■ **Material supplied**:
----

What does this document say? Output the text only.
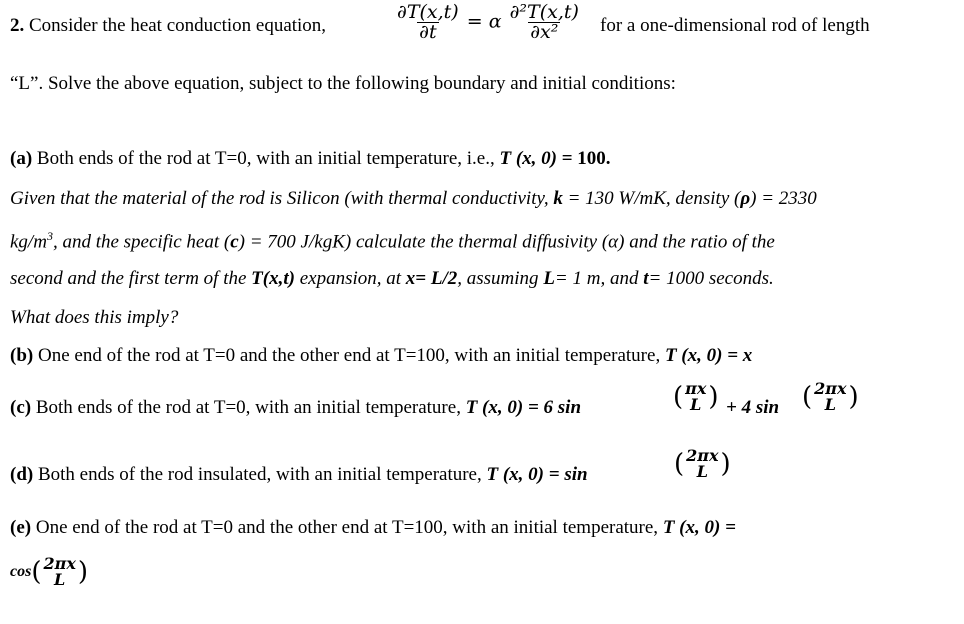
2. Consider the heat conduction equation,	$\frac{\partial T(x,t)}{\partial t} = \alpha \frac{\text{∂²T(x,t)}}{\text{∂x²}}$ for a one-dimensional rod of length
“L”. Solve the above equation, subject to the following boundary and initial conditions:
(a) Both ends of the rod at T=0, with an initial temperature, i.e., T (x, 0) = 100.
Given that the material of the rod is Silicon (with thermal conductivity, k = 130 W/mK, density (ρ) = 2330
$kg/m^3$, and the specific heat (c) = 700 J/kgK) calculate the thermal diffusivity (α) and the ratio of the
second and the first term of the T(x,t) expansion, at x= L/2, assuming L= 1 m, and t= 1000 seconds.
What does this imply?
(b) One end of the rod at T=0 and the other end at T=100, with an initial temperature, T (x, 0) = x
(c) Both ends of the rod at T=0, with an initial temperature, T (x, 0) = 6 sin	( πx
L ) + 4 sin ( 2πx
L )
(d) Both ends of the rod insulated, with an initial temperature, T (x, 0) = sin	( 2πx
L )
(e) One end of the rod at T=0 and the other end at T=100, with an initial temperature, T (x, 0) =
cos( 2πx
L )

----

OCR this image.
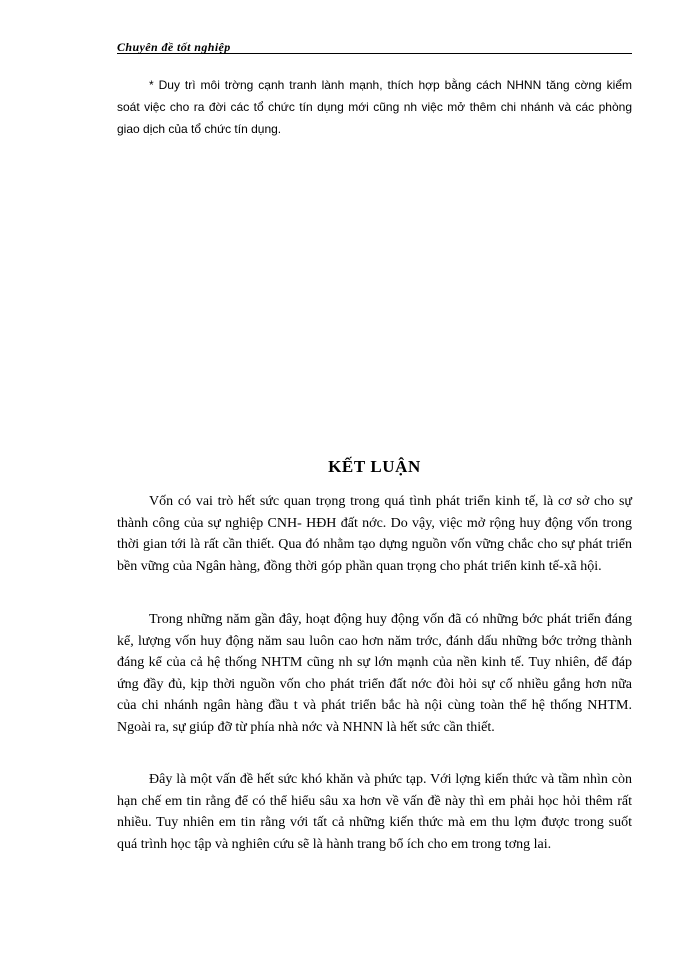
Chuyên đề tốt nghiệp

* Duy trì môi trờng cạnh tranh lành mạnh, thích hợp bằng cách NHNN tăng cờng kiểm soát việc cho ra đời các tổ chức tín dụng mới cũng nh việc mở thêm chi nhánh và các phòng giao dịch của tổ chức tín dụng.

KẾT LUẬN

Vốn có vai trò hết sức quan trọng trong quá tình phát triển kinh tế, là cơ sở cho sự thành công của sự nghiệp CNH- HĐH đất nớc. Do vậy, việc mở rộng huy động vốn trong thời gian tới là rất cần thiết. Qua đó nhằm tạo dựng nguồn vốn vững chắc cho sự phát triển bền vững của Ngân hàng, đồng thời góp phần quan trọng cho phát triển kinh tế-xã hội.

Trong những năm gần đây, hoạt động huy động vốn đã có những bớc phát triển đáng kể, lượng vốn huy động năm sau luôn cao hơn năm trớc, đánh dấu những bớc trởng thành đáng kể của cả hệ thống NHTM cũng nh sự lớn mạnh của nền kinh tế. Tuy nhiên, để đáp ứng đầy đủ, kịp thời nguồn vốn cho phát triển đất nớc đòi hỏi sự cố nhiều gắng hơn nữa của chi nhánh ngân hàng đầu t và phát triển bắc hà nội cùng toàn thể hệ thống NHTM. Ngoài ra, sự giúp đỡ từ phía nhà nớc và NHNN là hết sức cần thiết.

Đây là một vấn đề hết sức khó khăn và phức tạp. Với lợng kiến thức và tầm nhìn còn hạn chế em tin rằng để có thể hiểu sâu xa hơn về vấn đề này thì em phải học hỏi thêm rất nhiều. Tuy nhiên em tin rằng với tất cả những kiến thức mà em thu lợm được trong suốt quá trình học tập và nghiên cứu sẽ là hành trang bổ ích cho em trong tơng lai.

----

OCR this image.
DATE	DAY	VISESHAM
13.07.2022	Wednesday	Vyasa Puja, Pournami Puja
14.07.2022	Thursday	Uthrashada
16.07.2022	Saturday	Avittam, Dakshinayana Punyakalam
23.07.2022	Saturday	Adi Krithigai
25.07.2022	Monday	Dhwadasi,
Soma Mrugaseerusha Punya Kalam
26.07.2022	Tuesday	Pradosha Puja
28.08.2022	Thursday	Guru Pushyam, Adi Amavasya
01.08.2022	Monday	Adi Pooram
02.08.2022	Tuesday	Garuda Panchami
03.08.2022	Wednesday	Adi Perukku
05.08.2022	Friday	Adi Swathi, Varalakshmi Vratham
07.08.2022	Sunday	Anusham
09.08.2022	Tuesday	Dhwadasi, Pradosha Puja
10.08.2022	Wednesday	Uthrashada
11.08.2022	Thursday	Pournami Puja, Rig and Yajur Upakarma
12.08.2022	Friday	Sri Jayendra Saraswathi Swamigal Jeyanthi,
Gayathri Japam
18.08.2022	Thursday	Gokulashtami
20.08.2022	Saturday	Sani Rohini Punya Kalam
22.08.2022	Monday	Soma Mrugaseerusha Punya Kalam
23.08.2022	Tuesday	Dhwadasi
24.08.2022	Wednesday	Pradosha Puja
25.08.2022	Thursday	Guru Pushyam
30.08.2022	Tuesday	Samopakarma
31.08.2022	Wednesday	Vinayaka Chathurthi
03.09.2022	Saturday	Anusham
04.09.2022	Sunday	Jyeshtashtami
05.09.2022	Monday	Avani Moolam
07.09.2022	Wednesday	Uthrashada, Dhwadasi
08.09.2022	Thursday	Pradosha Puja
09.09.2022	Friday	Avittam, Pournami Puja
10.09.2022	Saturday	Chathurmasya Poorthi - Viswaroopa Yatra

----

■ **Required work**: Which lines of the material contain the string "nghiệp"? List each of them.

■ **Task result**:
Chuyên đề tốt nghiệp
Vốn có vai trò hết sức quan trọng trong quá tình phát triển kinh tế, là cơ sở cho sự thành công của sự nghiệp CNH- HĐH đất nớc. Do vậy, việc mở rộng huy động vốn trong thời gian tới là rất cần thiết. Qua đó nhằm tạo dựng nguồn vốn vững chắc cho sự phát triển bền vững của Ngân hàng, đồng thời góp phần quan trọng cho phát triển kinh tế-xã hội.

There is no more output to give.